SET EXERCISE
Identify all lines of the data containing the string "more" and copy them.

---------- RAW RECORDS

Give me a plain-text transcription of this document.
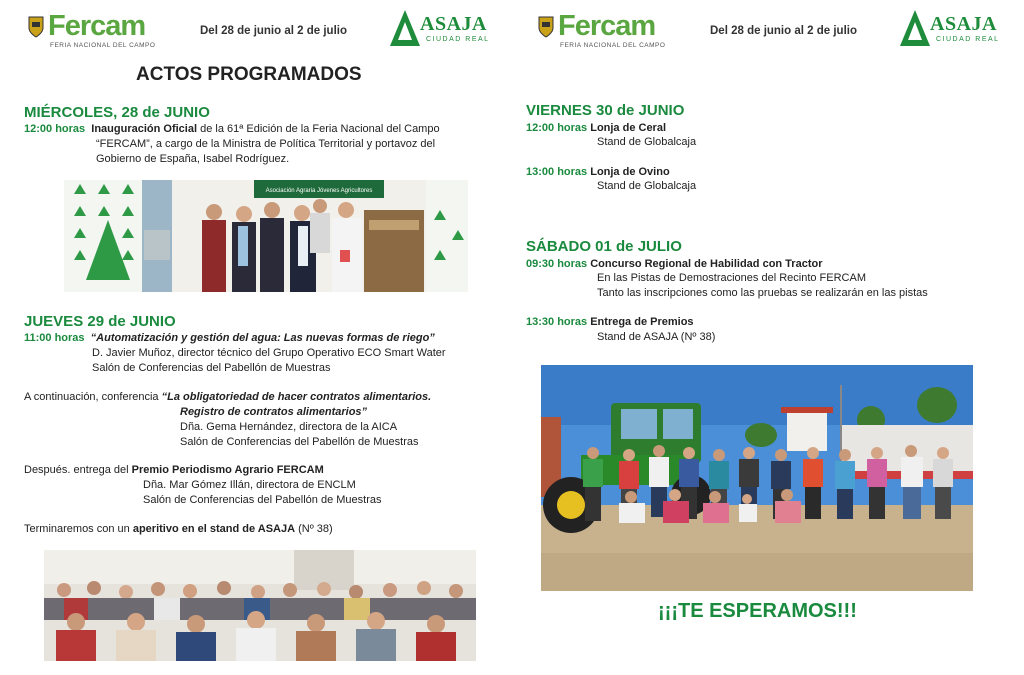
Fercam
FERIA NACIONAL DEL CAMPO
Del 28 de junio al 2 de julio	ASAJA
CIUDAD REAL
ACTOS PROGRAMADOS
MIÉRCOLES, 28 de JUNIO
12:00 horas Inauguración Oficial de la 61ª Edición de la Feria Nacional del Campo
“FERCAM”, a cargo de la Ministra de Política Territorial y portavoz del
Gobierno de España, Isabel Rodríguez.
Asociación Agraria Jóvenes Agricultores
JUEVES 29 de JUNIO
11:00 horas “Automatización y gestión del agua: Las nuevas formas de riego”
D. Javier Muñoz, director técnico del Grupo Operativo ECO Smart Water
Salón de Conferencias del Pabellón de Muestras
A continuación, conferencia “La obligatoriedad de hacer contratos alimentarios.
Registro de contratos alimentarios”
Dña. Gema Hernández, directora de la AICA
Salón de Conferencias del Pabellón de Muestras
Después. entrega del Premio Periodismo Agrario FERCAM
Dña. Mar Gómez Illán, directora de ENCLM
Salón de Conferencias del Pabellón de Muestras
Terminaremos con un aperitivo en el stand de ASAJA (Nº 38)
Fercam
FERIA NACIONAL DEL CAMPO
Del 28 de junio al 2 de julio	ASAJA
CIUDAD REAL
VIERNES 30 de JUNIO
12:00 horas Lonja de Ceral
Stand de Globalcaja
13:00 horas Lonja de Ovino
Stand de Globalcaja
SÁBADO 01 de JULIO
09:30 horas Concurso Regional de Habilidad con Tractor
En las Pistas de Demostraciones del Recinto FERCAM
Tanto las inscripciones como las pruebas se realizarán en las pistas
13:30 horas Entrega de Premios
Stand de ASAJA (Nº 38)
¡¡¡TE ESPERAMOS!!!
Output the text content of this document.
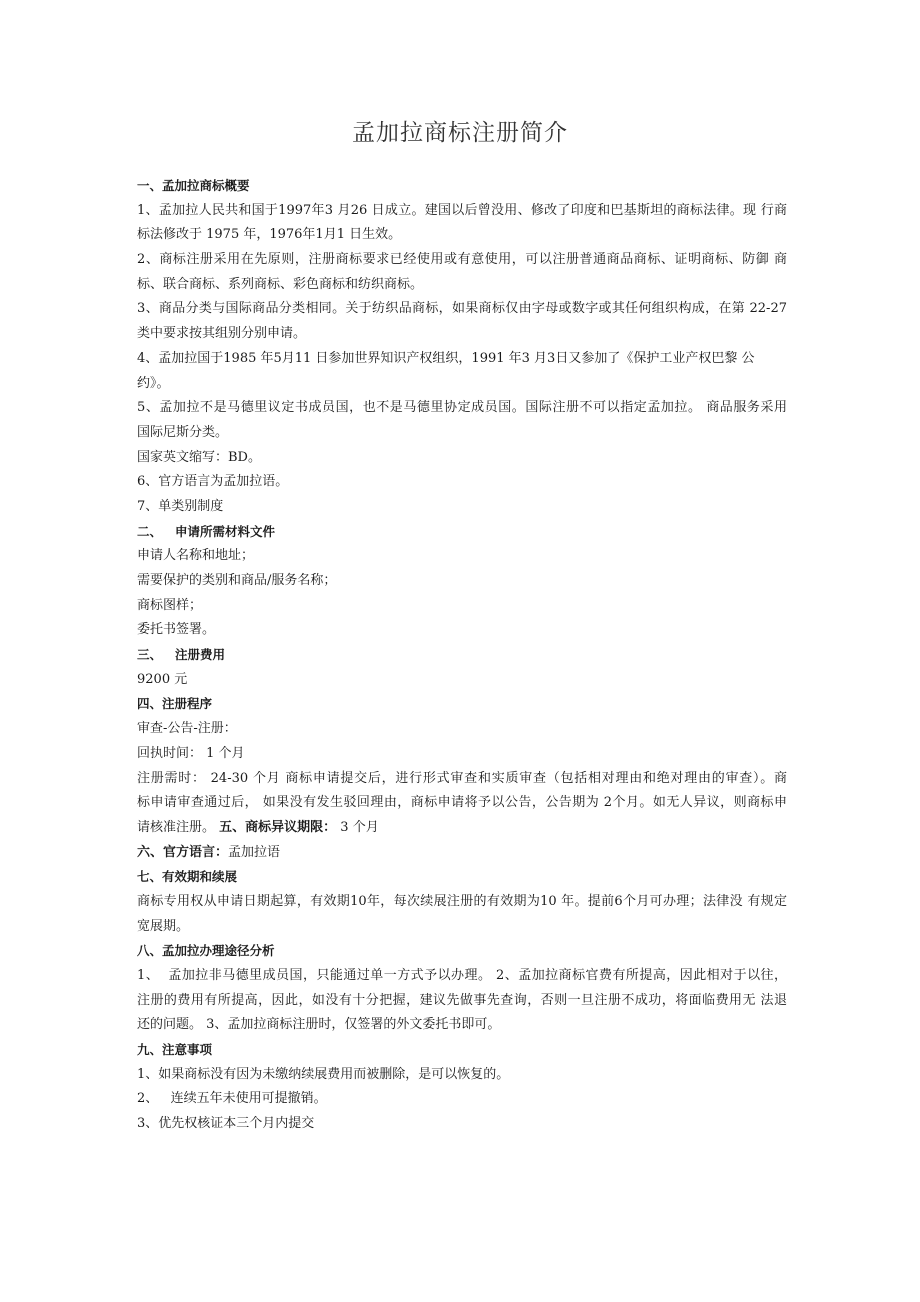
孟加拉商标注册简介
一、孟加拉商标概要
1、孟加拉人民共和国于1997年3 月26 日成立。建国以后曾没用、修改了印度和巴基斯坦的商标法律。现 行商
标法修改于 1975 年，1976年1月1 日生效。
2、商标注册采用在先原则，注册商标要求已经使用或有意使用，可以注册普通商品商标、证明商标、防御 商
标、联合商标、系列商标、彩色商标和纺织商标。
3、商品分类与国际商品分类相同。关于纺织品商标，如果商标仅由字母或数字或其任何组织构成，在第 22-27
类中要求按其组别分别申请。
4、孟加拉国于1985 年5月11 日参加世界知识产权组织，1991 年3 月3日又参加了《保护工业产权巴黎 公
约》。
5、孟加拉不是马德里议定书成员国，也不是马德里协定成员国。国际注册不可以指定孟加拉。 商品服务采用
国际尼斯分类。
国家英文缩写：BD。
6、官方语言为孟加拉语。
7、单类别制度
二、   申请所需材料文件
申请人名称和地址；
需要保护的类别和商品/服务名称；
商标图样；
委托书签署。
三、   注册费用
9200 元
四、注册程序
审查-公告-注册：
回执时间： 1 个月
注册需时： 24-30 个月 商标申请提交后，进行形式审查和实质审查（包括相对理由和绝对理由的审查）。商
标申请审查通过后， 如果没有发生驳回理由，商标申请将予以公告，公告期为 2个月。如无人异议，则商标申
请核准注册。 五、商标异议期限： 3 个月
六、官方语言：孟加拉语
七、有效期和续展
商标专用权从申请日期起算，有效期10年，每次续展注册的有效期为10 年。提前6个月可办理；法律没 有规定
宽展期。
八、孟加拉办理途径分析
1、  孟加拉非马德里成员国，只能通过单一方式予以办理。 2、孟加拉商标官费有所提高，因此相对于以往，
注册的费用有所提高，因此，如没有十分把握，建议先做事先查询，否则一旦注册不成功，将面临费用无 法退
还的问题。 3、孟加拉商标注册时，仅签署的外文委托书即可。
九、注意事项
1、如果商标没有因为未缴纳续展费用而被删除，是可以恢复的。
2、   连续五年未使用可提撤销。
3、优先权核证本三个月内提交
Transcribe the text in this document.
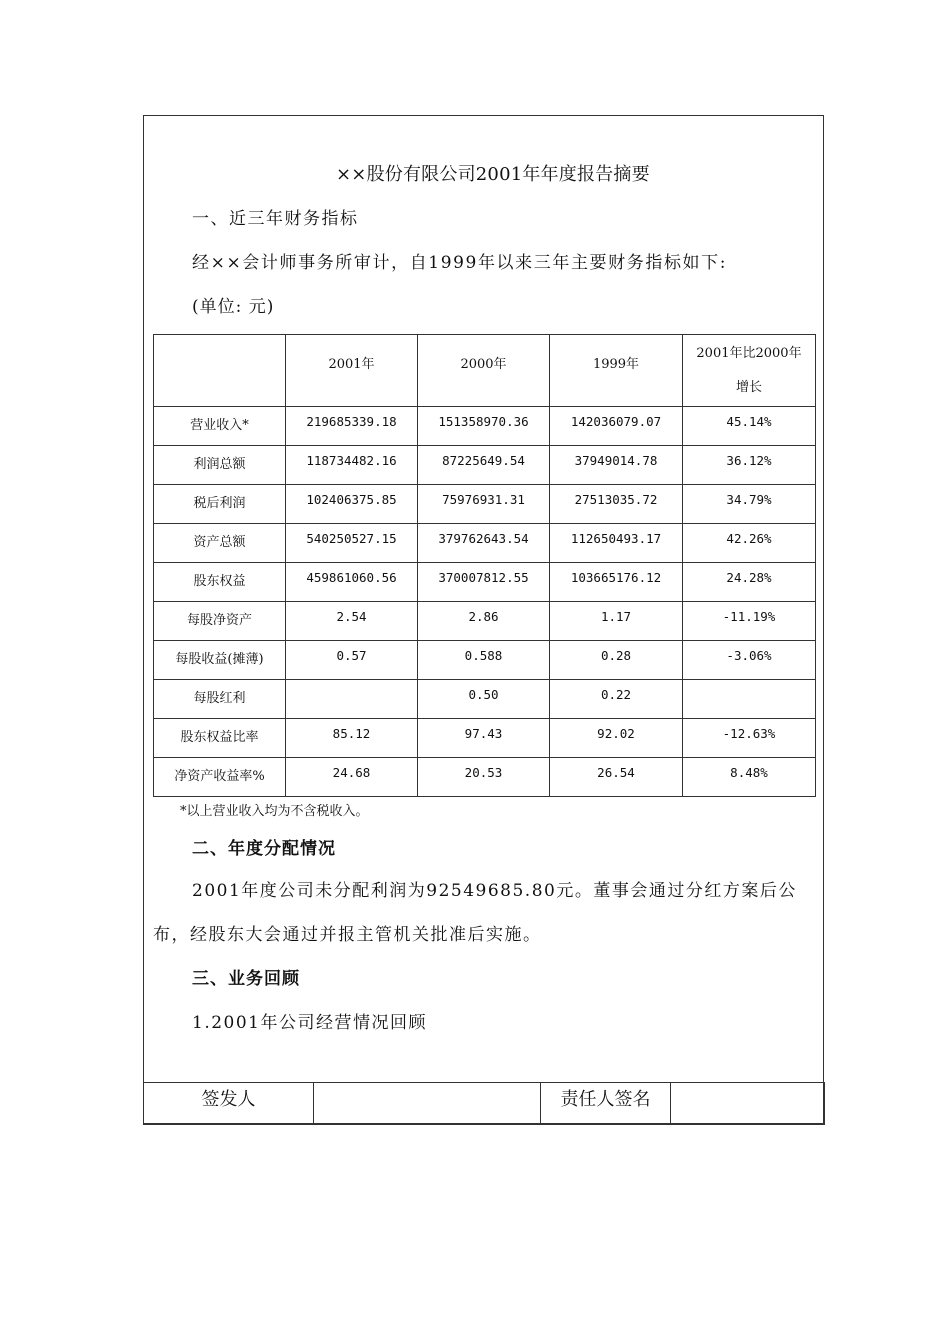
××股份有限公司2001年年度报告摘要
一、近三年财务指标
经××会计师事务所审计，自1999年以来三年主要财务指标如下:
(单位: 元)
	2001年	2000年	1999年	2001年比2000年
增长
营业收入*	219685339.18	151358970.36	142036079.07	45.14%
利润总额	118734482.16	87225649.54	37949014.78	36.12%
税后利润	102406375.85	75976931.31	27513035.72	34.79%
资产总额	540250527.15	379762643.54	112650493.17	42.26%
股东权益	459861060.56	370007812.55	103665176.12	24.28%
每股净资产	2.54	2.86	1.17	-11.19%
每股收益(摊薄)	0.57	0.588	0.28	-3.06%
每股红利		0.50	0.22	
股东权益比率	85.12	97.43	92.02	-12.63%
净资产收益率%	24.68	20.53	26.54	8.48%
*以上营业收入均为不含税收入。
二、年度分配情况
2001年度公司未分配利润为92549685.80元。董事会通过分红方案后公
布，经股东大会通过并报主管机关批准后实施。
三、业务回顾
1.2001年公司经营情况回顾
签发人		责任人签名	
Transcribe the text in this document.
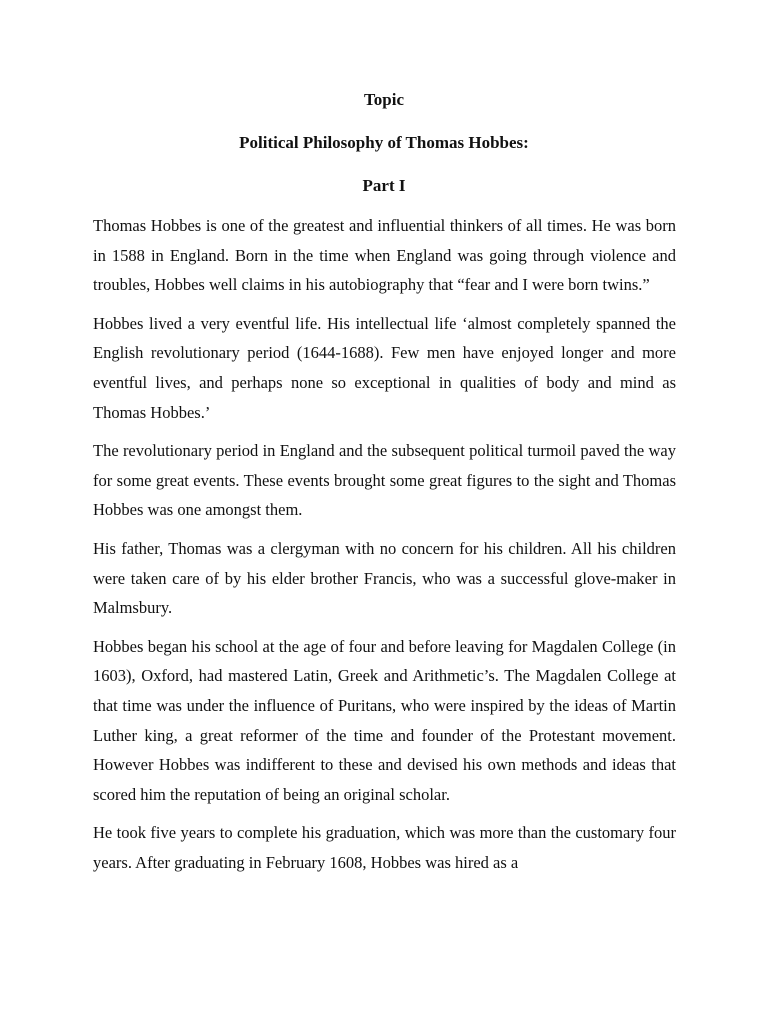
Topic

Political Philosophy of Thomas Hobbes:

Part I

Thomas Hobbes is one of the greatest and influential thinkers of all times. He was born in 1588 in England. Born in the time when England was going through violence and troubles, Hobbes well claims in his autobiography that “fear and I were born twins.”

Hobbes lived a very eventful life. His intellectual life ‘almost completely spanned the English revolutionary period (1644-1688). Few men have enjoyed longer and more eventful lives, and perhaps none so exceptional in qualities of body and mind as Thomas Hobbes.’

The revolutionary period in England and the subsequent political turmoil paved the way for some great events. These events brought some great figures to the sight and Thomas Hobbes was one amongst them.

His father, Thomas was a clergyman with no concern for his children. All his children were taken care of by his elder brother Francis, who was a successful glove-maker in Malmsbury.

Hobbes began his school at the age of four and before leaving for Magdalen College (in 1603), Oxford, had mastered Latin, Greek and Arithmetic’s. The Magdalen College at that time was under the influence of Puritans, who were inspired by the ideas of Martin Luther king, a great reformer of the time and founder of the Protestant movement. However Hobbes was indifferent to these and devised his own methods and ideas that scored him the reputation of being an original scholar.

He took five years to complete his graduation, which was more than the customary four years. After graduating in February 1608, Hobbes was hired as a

--------------------

RESPONSE TO THE EXERCISE
Hobbes lived a very eventful life. His intellectual life ‘almost completely spanned the English revolutionary period (1644-1688). Few men have enjoyed longer and more eventful lives, and perhaps none so exceptional in qualities of body and mind as Thomas Hobbes.’
He took five years to complete his graduation, which was more than the customary four years. After graduating in February 1608, Hobbes was hired as a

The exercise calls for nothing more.